** WRITTEN REQUEST **
All records are to be retyped faithfully and completely.

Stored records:
•••••

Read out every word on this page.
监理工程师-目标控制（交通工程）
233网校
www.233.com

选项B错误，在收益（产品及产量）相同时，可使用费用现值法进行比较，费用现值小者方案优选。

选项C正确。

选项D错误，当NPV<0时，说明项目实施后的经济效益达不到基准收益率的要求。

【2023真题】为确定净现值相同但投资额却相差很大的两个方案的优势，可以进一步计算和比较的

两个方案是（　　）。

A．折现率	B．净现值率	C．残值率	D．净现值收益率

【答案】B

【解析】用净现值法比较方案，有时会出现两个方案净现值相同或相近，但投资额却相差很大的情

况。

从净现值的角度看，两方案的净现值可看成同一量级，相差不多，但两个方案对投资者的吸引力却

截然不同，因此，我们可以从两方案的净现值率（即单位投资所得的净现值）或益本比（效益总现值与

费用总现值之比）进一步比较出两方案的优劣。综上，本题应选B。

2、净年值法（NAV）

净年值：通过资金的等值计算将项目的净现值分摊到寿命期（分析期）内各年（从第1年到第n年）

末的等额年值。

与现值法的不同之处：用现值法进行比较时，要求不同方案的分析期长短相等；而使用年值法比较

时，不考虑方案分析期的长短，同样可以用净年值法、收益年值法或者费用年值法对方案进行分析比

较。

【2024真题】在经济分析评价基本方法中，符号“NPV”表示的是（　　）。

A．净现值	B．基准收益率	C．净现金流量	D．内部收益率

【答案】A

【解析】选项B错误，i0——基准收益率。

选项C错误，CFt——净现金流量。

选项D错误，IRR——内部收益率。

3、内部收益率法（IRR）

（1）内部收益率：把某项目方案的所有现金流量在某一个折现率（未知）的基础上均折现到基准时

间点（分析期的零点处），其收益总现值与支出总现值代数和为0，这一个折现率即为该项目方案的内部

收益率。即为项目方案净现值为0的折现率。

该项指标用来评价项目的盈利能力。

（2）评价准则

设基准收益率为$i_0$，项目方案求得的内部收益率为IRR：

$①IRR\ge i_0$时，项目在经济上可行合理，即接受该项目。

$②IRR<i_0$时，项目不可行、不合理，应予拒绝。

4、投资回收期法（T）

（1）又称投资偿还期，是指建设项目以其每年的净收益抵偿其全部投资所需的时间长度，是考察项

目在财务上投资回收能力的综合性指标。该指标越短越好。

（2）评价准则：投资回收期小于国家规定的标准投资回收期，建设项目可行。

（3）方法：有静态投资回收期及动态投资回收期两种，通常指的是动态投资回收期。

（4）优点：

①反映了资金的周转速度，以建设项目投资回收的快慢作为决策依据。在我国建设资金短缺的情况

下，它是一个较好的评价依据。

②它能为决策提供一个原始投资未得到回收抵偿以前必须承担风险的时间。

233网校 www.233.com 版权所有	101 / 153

•••••

** OUTPUT OF THE TASK **
Read out every word on this page.
监理工程师-目标控制（交通工程）
233网校
www.233.com

选项B错误，在收益（产品及产量）相同时，可使用费用现值法进行比较，费用现值小者方案优选。

选项C正确。

选项D错误，当NPV<0时，说明项目实施后的经济效益达不到基准收益率的要求。

【2023真题】为确定净现值相同但投资额却相差很大的两个方案的优势，可以进一步计算和比较的

两个方案是（　　）。

A．折现率	B．净现值率	C．残值率	D．净现值收益率

【答案】B

【解析】用净现值法比较方案，有时会出现两个方案净现值相同或相近，但投资额却相差很大的情

况。

从净现值的角度看，两方案的净现值可看成同一量级，相差不多，但两个方案对投资者的吸引力却

截然不同，因此，我们可以从两方案的净现值率（即单位投资所得的净现值）或益本比（效益总现值与

费用总现值之比）进一步比较出两方案的优劣。综上，本题应选B。

2、净年值法（NAV）

净年值：通过资金的等值计算将项目的净现值分摊到寿命期（分析期）内各年（从第1年到第n年）

末的等额年值。

与现值法的不同之处：用现值法进行比较时，要求不同方案的分析期长短相等；而使用年值法比较

时，不考虑方案分析期的长短，同样可以用净年值法、收益年值法或者费用年值法对方案进行分析比

较。

【2024真题】在经济分析评价基本方法中，符号“NPV”表示的是（　　）。

A．净现值	B．基准收益率	C．净现金流量	D．内部收益率

【答案】A

【解析】选项B错误，i0——基准收益率。

选项C错误，CFt——净现金流量。

选项D错误，IRR——内部收益率。

3、内部收益率法（IRR）

（1）内部收益率：把某项目方案的所有现金流量在某一个折现率（未知）的基础上均折现到基准时

间点（分析期的零点处），其收益总现值与支出总现值代数和为0，这一个折现率即为该项目方案的内部

收益率。即为项目方案净现值为0的折现率。

该项指标用来评价项目的盈利能力。

（2）评价准则

设基准收益率为$i_0$，项目方案求得的内部收益率为IRR：

$①IRR\ge i_0$时，项目在经济上可行合理，即接受该项目。

$②IRR<i_0$时，项目不可行、不合理，应予拒绝。

4、投资回收期法（T）

（1）又称投资偿还期，是指建设项目以其每年的净收益抵偿其全部投资所需的时间长度，是考察项

目在财务上投资回收能力的综合性指标。该指标越短越好。

（2）评价准则：投资回收期小于国家规定的标准投资回收期，建设项目可行。

（3）方法：有静态投资回收期及动态投资回收期两种，通常指的是动态投资回收期。

（4）优点：

①反映了资金的周转速度，以建设项目投资回收的快慢作为决策依据。在我国建设资金短缺的情况

下，它是一个较好的评价依据。

②它能为决策提供一个原始投资未得到回收抵偿以前必须承担风险的时间。

233网校 www.233.com 版权所有	101 / 153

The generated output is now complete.